- **Problem to solve**: Wherever a line below holds the word "text", copy that line.

- **Data for processing**:

......

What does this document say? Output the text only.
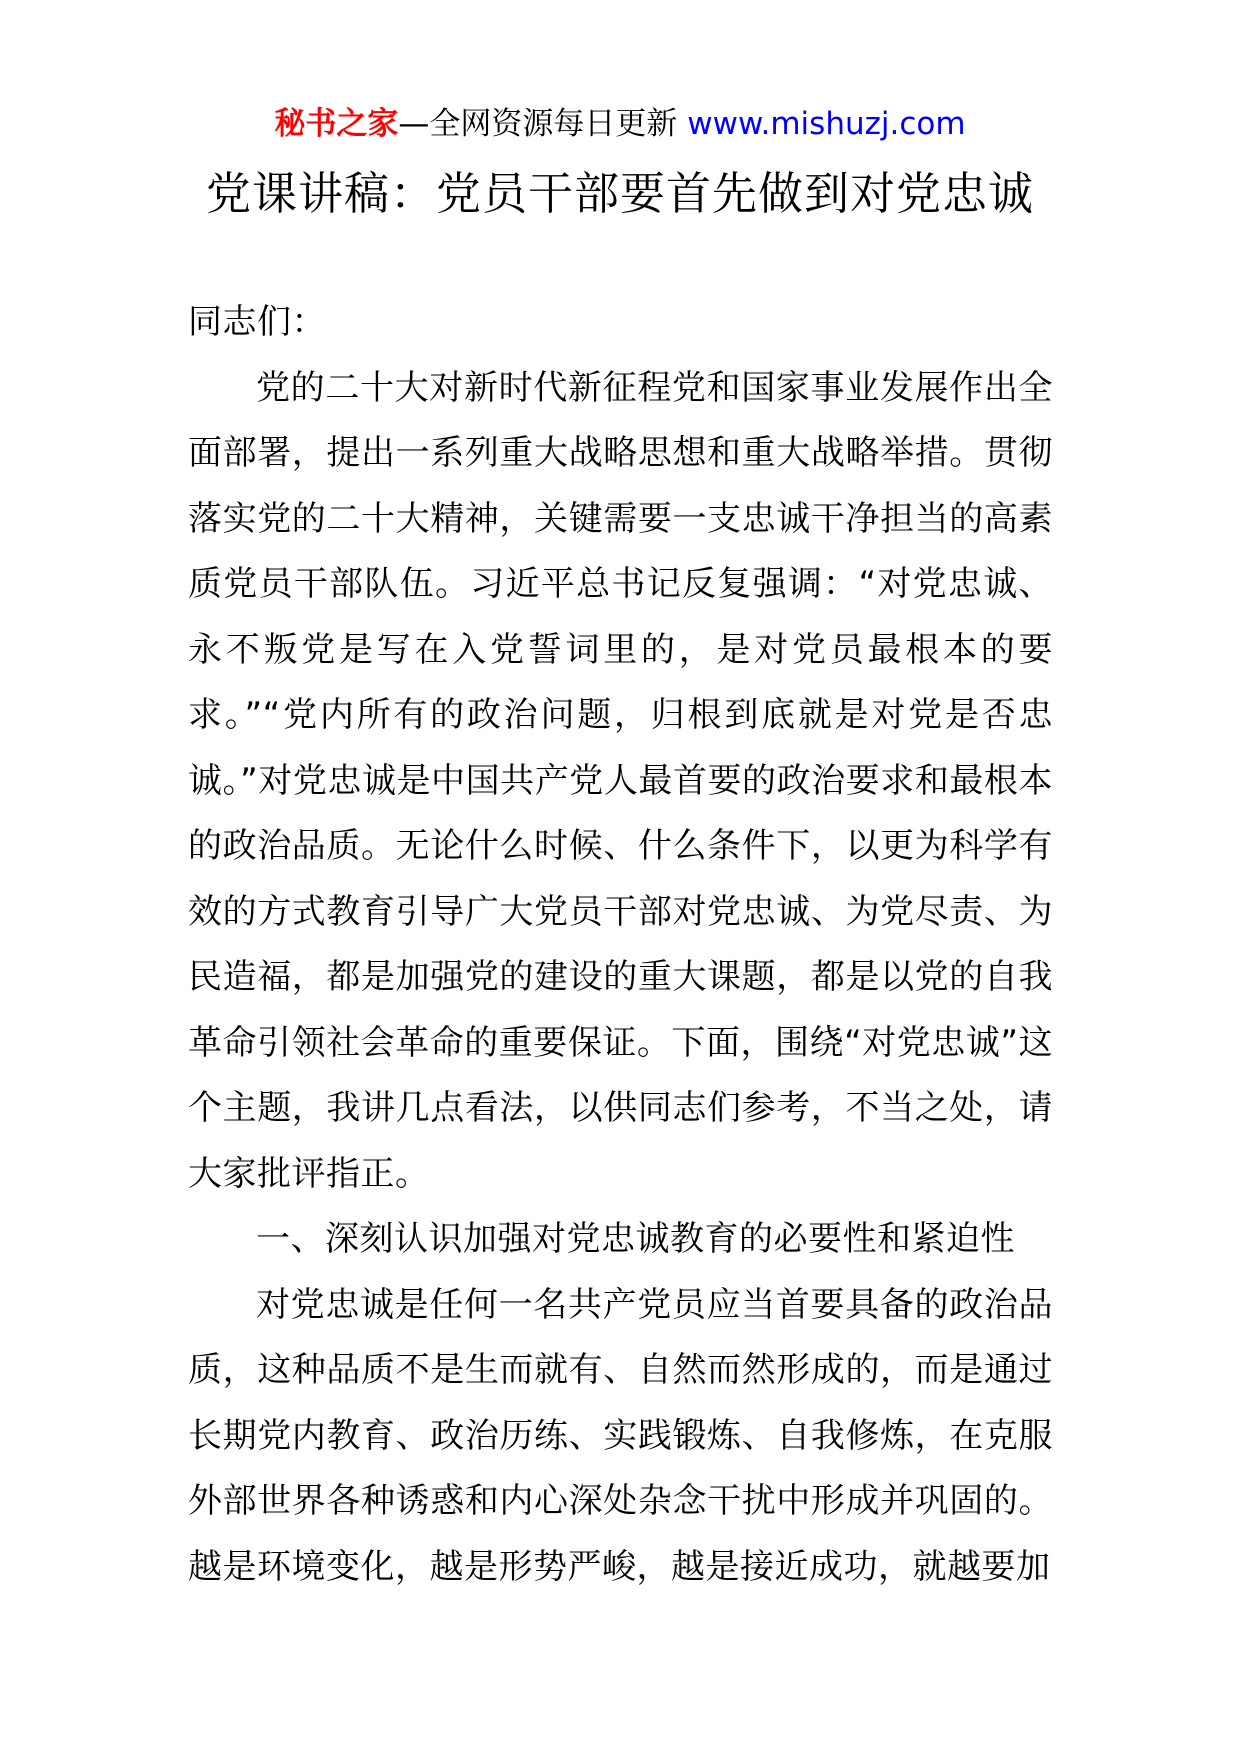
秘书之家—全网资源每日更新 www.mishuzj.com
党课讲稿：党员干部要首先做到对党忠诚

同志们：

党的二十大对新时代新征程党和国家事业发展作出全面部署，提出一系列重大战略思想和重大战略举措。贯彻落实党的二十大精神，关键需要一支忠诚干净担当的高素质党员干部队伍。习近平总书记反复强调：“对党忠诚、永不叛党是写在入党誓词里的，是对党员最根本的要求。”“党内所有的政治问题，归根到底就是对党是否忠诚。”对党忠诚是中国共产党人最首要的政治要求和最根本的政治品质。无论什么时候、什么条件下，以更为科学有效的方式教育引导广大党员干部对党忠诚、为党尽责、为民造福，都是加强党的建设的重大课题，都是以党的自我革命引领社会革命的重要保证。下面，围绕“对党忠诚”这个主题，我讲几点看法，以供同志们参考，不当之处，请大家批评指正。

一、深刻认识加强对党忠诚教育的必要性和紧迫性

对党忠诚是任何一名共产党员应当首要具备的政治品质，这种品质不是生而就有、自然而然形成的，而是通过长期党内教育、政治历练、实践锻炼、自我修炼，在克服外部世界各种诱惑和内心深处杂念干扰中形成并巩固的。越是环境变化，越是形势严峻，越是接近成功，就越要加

......

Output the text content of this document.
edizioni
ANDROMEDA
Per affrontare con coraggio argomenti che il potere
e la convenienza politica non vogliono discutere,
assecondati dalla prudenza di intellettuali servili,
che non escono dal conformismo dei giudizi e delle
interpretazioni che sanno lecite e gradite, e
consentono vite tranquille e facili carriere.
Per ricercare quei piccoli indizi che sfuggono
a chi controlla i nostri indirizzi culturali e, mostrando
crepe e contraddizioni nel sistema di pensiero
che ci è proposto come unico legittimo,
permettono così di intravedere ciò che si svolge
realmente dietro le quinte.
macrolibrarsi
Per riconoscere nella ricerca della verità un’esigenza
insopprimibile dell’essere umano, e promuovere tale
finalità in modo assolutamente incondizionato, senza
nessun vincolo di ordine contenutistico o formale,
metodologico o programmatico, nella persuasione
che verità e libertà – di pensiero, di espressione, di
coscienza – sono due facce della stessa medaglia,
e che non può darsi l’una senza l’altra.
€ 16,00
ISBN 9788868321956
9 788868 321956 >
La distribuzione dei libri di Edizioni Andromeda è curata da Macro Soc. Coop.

......

- **Written answer**:
What does this document say? Output the text only.
Output the text content of this document.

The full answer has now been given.